───── Raw data ─────
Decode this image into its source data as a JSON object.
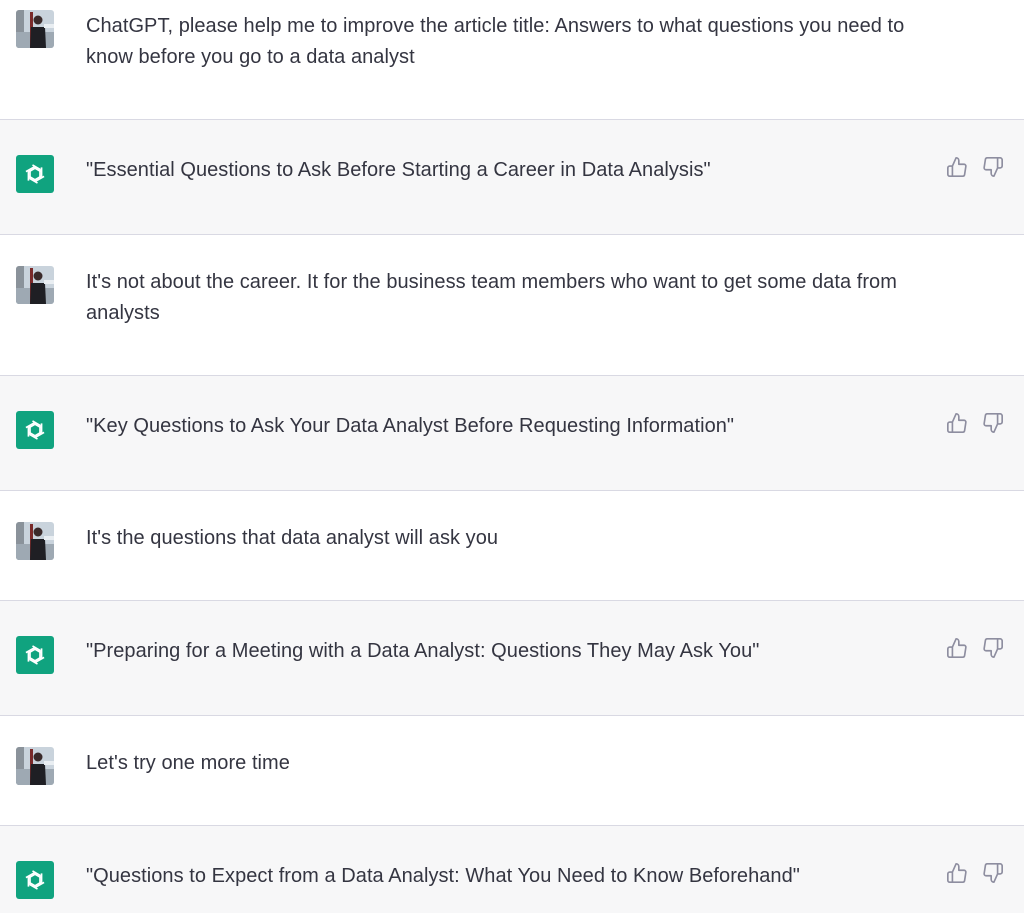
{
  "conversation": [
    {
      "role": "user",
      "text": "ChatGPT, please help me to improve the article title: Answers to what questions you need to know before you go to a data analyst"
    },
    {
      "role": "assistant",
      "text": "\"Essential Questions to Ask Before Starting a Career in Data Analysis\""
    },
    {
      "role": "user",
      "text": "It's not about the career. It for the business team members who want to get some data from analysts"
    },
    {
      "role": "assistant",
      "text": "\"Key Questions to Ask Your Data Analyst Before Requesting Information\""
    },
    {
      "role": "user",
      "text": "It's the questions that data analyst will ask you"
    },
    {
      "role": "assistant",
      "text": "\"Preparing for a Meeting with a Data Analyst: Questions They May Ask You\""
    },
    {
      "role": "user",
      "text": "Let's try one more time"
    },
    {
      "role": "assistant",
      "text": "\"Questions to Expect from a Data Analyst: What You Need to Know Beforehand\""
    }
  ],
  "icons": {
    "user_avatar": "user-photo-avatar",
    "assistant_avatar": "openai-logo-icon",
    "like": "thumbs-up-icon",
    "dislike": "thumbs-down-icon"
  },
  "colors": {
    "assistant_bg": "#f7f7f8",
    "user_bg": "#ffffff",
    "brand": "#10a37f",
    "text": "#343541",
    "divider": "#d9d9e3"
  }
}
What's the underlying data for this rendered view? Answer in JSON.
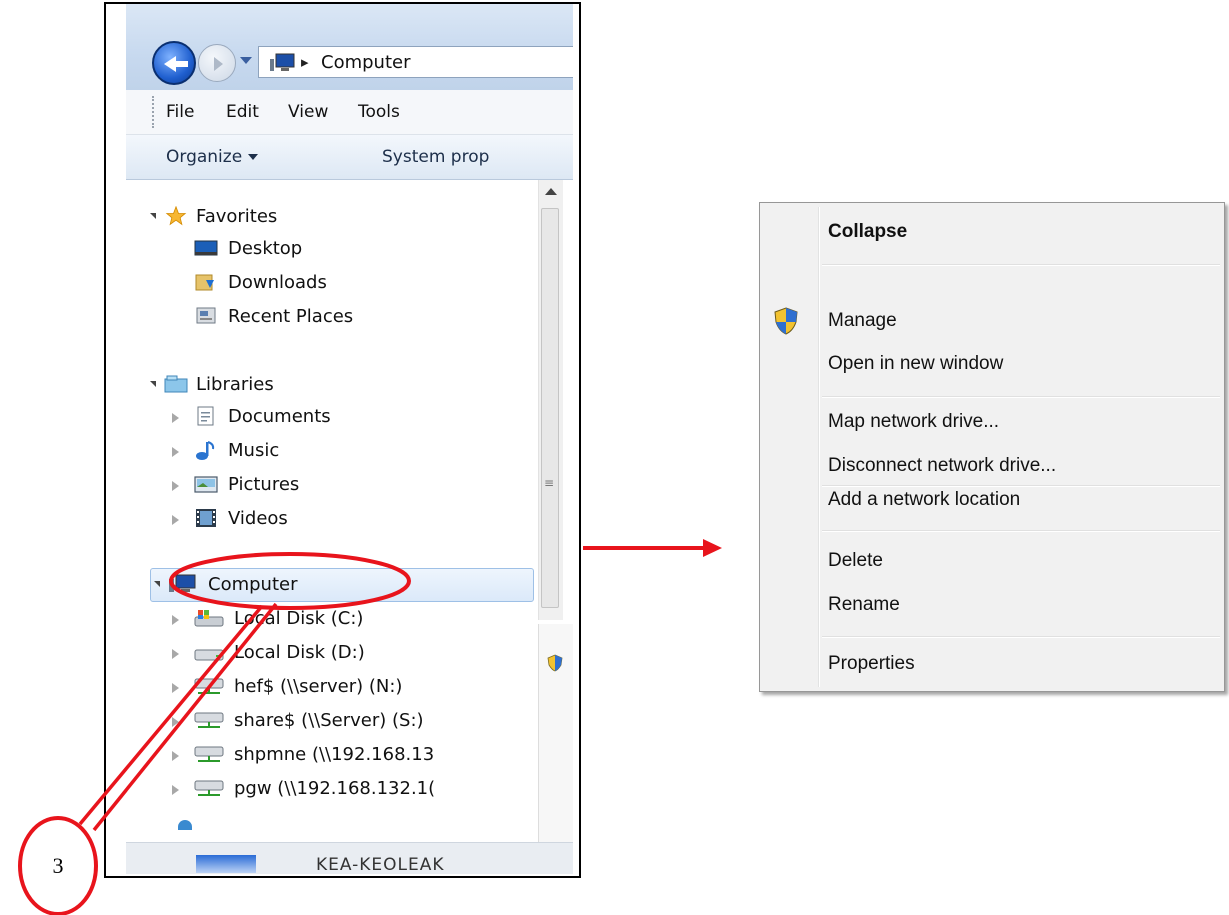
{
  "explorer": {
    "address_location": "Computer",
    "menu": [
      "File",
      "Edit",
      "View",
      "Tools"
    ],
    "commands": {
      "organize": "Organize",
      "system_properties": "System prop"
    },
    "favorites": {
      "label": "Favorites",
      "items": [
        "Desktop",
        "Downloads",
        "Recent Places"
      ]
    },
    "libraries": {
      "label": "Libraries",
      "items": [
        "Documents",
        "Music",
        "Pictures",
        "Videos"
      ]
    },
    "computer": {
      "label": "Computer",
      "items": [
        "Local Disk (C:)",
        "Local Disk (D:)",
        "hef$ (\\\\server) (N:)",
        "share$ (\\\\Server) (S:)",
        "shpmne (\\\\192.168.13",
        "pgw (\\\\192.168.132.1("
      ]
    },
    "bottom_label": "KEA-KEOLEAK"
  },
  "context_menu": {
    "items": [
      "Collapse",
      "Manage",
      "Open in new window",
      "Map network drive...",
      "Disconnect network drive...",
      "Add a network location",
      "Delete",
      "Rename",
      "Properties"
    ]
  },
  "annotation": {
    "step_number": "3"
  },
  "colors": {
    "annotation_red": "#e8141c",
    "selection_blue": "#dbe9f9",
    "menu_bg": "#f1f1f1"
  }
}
─────
───── Raw data ─────
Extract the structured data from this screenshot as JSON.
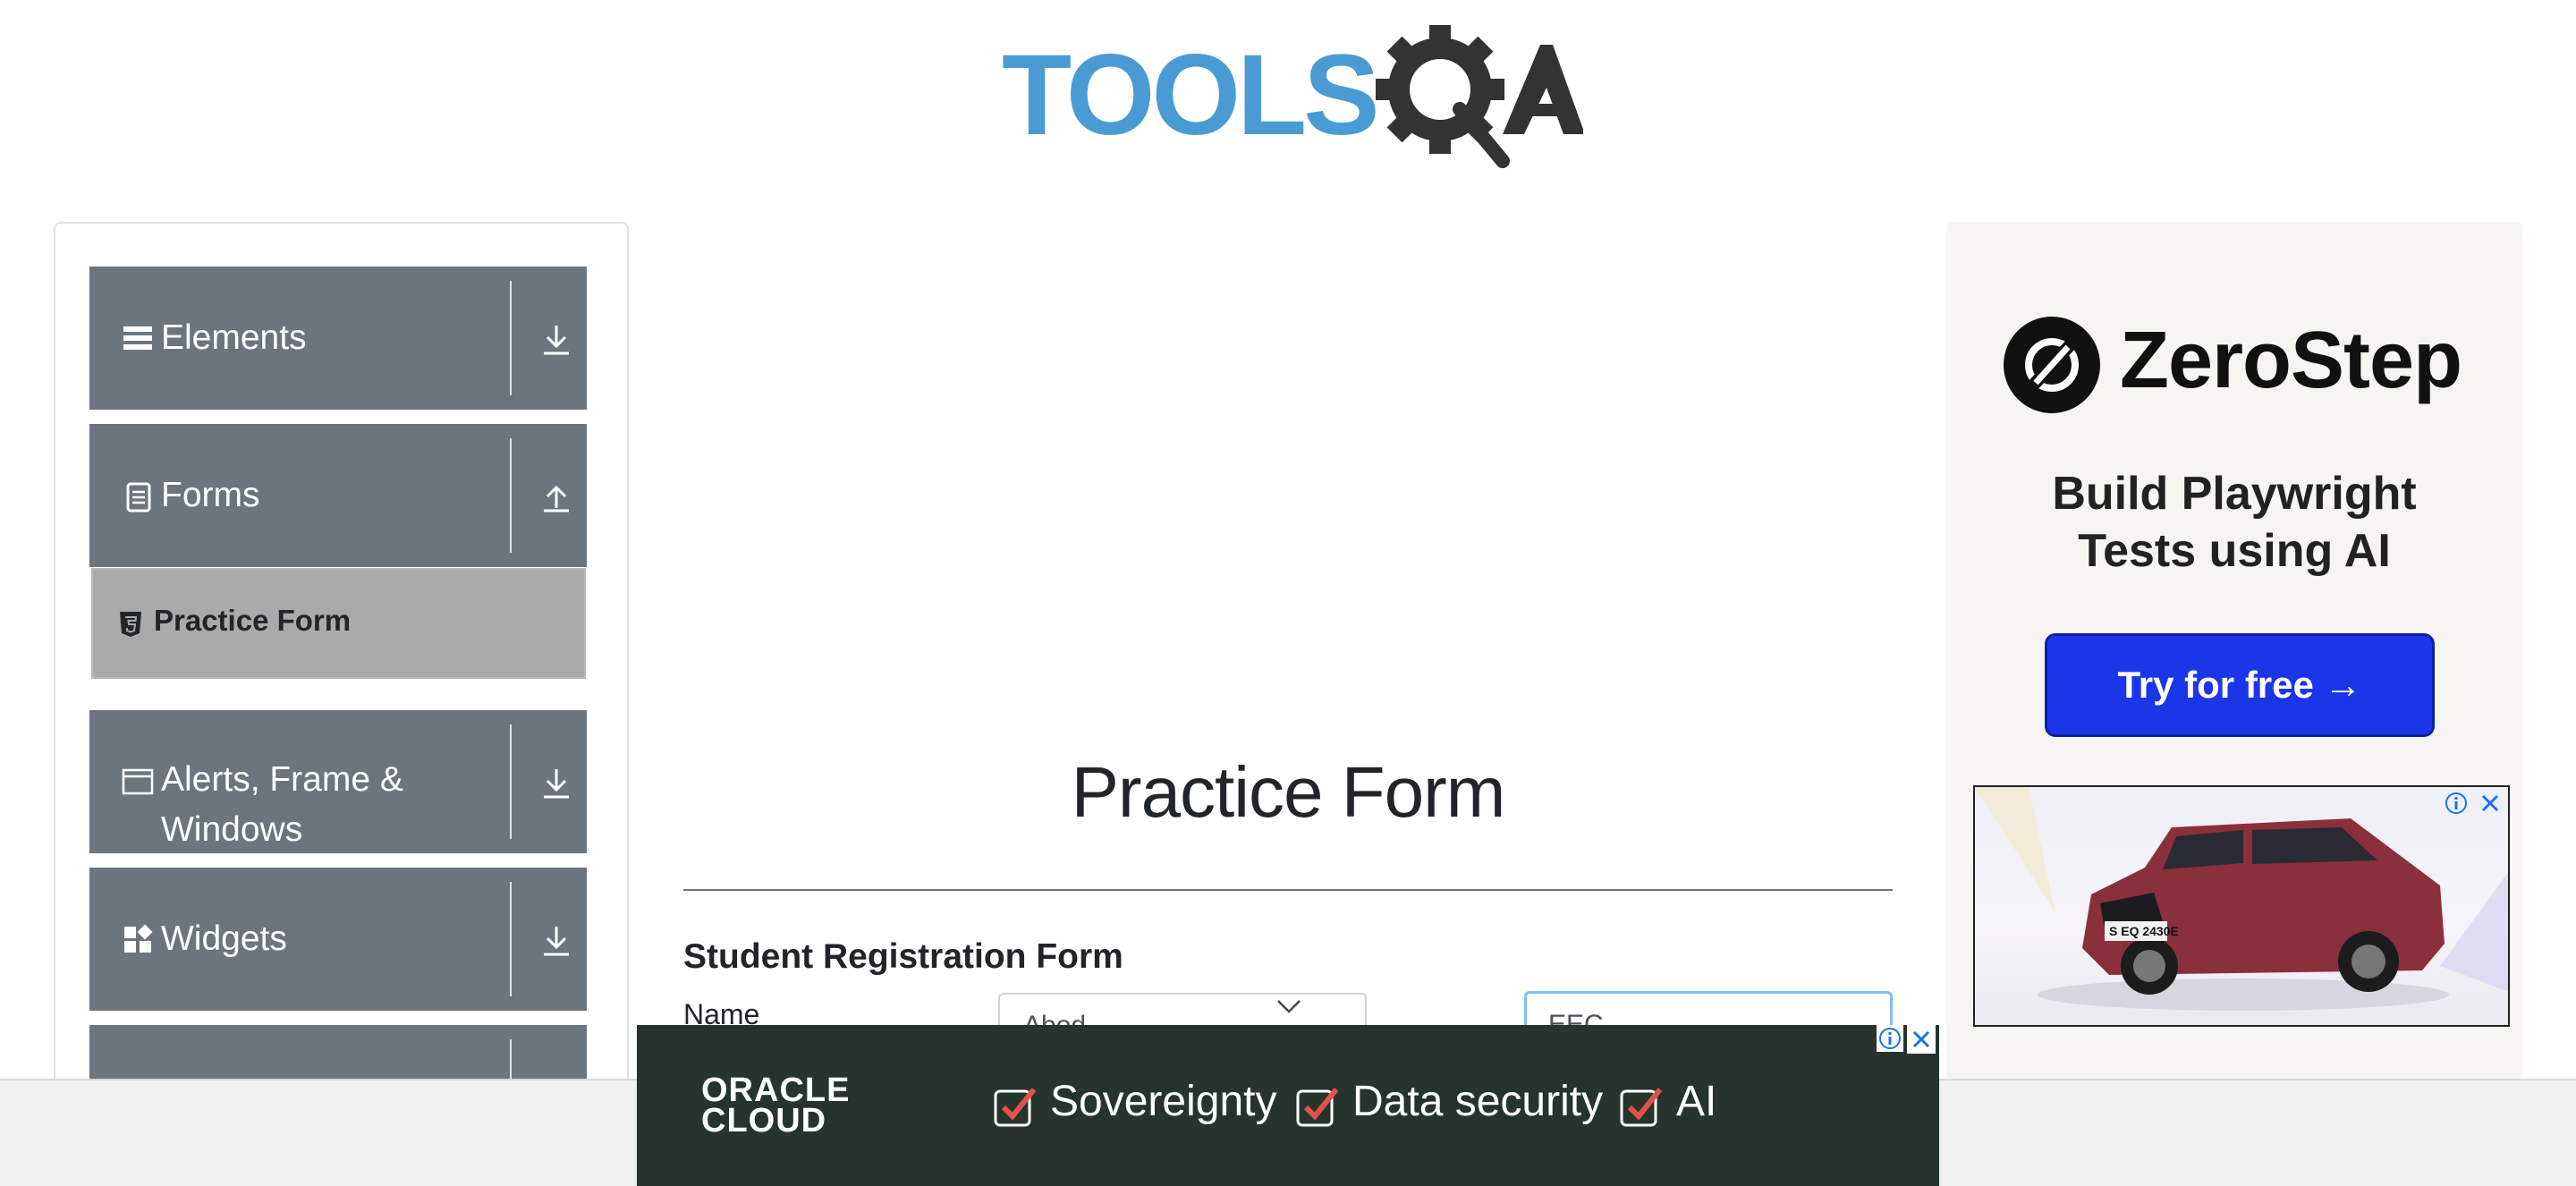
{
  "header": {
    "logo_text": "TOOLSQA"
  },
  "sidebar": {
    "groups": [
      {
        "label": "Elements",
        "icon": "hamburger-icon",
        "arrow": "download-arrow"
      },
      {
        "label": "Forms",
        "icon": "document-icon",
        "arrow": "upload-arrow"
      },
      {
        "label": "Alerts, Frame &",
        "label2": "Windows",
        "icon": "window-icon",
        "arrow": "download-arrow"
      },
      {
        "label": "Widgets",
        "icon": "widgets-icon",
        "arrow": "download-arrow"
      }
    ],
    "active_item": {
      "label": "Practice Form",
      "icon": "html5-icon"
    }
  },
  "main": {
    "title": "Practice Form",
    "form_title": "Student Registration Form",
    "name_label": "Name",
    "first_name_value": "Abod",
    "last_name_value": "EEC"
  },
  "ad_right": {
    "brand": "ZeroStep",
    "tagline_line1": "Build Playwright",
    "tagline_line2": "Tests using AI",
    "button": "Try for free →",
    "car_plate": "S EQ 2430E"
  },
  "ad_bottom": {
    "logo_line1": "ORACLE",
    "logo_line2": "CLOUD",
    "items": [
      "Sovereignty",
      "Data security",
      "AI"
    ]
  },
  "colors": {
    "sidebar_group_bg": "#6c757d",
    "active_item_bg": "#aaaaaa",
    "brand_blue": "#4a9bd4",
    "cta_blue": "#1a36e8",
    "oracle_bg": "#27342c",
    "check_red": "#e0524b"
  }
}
─────
───── Raw data ─────
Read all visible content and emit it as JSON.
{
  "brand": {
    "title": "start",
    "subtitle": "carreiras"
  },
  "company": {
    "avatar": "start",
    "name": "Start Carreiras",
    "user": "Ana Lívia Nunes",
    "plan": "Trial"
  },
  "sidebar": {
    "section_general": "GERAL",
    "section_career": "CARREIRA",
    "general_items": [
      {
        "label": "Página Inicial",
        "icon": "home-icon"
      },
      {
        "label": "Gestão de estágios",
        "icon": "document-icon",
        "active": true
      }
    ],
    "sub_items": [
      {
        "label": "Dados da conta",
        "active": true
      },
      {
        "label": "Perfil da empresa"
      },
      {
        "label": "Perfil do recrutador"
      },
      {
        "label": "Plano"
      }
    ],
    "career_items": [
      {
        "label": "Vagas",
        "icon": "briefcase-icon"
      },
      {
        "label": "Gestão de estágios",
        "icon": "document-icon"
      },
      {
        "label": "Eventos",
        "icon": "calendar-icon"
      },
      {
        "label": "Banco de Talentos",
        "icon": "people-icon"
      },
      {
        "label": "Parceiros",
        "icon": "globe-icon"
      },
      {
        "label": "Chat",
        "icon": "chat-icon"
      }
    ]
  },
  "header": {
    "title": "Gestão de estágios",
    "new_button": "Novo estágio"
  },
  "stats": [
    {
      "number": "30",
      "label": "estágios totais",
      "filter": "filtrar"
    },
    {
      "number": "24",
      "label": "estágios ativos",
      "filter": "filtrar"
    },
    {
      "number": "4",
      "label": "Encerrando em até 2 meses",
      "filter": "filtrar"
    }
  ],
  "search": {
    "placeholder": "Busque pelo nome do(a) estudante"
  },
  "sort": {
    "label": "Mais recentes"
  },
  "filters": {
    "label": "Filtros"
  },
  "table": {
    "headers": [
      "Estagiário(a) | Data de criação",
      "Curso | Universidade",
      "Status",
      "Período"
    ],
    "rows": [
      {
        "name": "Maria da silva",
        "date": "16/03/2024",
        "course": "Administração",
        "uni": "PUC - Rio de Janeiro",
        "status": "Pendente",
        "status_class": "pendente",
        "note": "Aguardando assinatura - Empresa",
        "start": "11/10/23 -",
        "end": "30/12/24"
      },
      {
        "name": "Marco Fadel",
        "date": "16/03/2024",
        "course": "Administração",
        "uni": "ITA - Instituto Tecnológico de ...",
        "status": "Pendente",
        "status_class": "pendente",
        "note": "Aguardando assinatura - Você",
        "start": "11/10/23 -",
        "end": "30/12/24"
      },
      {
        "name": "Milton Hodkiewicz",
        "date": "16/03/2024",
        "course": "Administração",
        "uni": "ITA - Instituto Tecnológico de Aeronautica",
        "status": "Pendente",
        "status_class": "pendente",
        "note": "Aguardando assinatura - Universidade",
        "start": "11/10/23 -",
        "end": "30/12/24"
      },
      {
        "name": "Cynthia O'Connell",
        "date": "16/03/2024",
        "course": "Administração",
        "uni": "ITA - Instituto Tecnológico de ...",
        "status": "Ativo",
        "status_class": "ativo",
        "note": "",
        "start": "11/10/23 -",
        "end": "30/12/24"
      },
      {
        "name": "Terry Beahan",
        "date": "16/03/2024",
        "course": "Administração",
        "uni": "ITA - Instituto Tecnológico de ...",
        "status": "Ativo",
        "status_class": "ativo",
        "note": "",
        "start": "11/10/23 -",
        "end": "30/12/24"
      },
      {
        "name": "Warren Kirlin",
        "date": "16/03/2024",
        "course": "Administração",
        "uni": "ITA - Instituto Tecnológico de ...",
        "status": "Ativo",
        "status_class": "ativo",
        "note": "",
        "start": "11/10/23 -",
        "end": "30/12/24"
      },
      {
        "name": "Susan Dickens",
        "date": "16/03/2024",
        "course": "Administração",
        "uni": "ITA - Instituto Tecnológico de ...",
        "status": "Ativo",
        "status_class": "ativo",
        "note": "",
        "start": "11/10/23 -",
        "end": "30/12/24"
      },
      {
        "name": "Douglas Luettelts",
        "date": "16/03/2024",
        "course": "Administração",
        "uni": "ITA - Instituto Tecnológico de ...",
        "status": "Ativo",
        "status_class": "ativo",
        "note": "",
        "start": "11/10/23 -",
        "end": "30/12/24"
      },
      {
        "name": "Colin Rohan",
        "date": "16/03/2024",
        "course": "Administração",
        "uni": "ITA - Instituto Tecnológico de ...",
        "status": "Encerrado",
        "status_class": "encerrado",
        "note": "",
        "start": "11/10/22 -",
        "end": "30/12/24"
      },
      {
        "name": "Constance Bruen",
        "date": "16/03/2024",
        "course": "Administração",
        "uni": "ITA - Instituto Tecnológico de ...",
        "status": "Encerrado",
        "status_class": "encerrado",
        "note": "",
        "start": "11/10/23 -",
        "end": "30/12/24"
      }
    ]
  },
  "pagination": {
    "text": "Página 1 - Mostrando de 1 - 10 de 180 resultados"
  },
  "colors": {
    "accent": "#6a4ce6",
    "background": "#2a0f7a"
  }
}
─────
**Written instruction**:
Show, from the material above, each line that includes the string "Aguardando".

**The reply**:
        "note": "Aguardando assinatura - Empresa",
        "note": "Aguardando assinatura - Você",
        "note": "Aguardando assinatura - Universidade",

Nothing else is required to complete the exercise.